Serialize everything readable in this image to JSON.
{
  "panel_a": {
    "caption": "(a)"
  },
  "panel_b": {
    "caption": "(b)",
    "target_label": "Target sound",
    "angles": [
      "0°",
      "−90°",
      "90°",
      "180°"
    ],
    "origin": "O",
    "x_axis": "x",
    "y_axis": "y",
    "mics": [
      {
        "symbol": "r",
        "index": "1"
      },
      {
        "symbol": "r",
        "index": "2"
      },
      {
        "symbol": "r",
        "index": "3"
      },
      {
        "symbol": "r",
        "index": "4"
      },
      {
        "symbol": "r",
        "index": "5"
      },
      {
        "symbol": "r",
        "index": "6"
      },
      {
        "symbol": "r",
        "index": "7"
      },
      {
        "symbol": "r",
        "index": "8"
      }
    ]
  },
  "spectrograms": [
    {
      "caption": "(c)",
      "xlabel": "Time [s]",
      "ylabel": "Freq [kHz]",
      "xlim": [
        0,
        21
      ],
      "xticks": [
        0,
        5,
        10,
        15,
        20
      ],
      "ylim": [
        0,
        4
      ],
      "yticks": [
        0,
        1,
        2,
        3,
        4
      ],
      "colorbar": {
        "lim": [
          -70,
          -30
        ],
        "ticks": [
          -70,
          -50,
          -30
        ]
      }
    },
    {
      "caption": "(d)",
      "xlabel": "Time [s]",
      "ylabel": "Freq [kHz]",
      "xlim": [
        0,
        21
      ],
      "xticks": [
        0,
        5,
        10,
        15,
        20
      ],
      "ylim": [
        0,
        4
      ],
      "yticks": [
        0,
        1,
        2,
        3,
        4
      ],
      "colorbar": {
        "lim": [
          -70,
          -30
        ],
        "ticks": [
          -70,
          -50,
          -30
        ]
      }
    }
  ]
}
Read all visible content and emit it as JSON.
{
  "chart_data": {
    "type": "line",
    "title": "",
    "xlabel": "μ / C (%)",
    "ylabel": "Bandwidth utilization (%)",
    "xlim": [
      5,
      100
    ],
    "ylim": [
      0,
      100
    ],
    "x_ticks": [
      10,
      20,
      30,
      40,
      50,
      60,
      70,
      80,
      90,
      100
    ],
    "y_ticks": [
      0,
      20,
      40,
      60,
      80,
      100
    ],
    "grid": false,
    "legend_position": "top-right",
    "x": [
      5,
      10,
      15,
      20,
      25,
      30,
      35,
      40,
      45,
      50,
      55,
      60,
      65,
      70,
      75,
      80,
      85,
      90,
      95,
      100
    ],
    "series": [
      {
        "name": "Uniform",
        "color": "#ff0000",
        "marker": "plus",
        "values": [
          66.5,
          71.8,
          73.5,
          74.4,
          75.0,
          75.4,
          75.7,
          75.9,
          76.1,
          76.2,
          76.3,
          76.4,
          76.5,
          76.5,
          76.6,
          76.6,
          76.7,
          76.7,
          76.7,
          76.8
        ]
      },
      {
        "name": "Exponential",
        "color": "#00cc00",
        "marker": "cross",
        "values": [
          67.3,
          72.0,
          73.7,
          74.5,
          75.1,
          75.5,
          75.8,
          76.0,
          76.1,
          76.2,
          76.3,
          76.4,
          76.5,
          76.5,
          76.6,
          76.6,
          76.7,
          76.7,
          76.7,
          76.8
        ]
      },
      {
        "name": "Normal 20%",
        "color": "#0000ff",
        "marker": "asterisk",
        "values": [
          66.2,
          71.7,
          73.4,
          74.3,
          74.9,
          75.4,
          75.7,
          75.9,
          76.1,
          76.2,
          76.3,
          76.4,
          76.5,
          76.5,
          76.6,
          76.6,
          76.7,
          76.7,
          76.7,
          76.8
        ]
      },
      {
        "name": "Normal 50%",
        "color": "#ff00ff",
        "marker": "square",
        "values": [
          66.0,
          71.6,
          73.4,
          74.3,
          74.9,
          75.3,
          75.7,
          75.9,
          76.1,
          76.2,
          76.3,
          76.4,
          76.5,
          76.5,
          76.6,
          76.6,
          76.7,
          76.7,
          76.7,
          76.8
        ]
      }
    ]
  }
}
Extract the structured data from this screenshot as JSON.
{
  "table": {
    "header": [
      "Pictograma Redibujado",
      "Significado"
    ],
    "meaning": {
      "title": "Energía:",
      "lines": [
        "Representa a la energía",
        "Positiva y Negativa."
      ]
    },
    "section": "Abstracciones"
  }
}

EXERCISE GOAL: Every record above must be duplicated exactly.

EXPECTED ANSWER:
Serialize everything readable in this image to JSON.
{
  "panel_a": {
    "caption": "(a)"
  },
  "panel_b": {
    "caption": "(b)",
    "target_label": "Target sound",
    "angles": [
      "0°",
      "−90°",
      "90°",
      "180°"
    ],
    "origin": "O",
    "x_axis": "x",
    "y_axis": "y",
    "mics": [
      {
        "symbol": "r",
        "index": "1"
      },
      {
        "symbol": "r",
        "index": "2"
      },
      {
        "symbol": "r",
        "index": "3"
      },
      {
        "symbol": "r",
        "index": "4"
      },
      {
        "symbol": "r",
        "index": "5"
      },
      {
        "symbol": "r",
        "index": "6"
      },
      {
        "symbol": "r",
        "index": "7"
      },
      {
        "symbol": "r",
        "index": "8"
      }
    ]
  },
  "spectrograms": [
    {
      "caption": "(c)",
      "xlabel": "Time [s]",
      "ylabel": "Freq [kHz]",
      "xlim": [
        0,
        21
      ],
      "xticks": [
        0,
        5,
        10,
        15,
        20
      ],
      "ylim": [
        0,
        4
      ],
      "yticks": [
        0,
        1,
        2,
        3,
        4
      ],
      "colorbar": {
        "lim": [
          -70,
          -30
        ],
        "ticks": [
          -70,
          -50,
          -30
        ]
      }
    },
    {
      "caption": "(d)",
      "xlabel": "Time [s]",
      "ylabel": "Freq [kHz]",
      "xlim": [
        0,
        21
      ],
      "xticks": [
        0,
        5,
        10,
        15,
        20
      ],
      "ylim": [
        0,
        4
      ],
      "yticks": [
        0,
        1,
        2,
        3,
        4
      ],
      "colorbar": {
        "lim": [
          -70,
          -30
        ],
        "ticks": [
          -70,
          -50,
          -30
        ]
      }
    }
  ]
}
Read all visible content and emit it as JSON.
{
  "chart_data": {
    "type": "line",
    "title": "",
    "xlabel": "μ / C (%)",
    "ylabel": "Bandwidth utilization (%)",
    "xlim": [
      5,
      100
    ],
    "ylim": [
      0,
      100
    ],
    "x_ticks": [
      10,
      20,
      30,
      40,
      50,
      60,
      70,
      80,
      90,
      100
    ],
    "y_ticks": [
      0,
      20,
      40,
      60,
      80,
      100
    ],
    "grid": false,
    "legend_position": "top-right",
    "x": [
      5,
      10,
      15,
      20,
      25,
      30,
      35,
      40,
      45,
      50,
      55,
      60,
      65,
      70,
      75,
      80,
      85,
      90,
      95,
      100
    ],
    "series": [
      {
        "name": "Uniform",
        "color": "#ff0000",
        "marker": "plus",
        "values": [
          66.5,
          71.8,
          73.5,
          74.4,
          75.0,
          75.4,
          75.7,
          75.9,
          76.1,
          76.2,
          76.3,
          76.4,
          76.5,
          76.5,
          76.6,
          76.6,
          76.7,
          76.7,
          76.7,
          76.8
        ]
      },
      {
        "name": "Exponential",
        "color": "#00cc00",
        "marker": "cross",
        "values": [
          67.3,
          72.0,
          73.7,
          74.5,
          75.1,
          75.5,
          75.8,
          76.0,
          76.1,
          76.2,
          76.3,
          76.4,
          76.5,
          76.5,
          76.6,
          76.6,
          76.7,
          76.7,
          76.7,
          76.8
        ]
      },
      {
        "name": "Normal 20%",
        "color": "#0000ff",
        "marker": "asterisk",
        "values": [
          66.2,
          71.7,
          73.4,
          74.3,
          74.9,
          75.4,
          75.7,
          75.9,
          76.1,
          76.2,
          76.3,
          76.4,
          76.5,
          76.5,
          76.6,
          76.6,
          76.7,
          76.7,
          76.7,
          76.8
        ]
      },
      {
        "name": "Normal 50%",
        "color": "#ff00ff",
        "marker": "square",
        "values": [
          66.0,
          71.6,
          73.4,
          74.3,
          74.9,
          75.3,
          75.7,
          75.9,
          76.1,
          76.2,
          76.3,
          76.4,
          76.5,
          76.5,
          76.6,
          76.6,
          76.7,
          76.7,
          76.7,
          76.8
        ]
      }
    ]
  }
}
Extract the structured data from this screenshot as JSON.
{
  "table": {
    "header": [
      "Pictograma Redibujado",
      "Significado"
    ],
    "meaning": {
      "title": "Energía:",
      "lines": [
        "Representa a la energía",
        "Positiva y Negativa."
      ]
    },
    "section": "Abstracciones"
  }
}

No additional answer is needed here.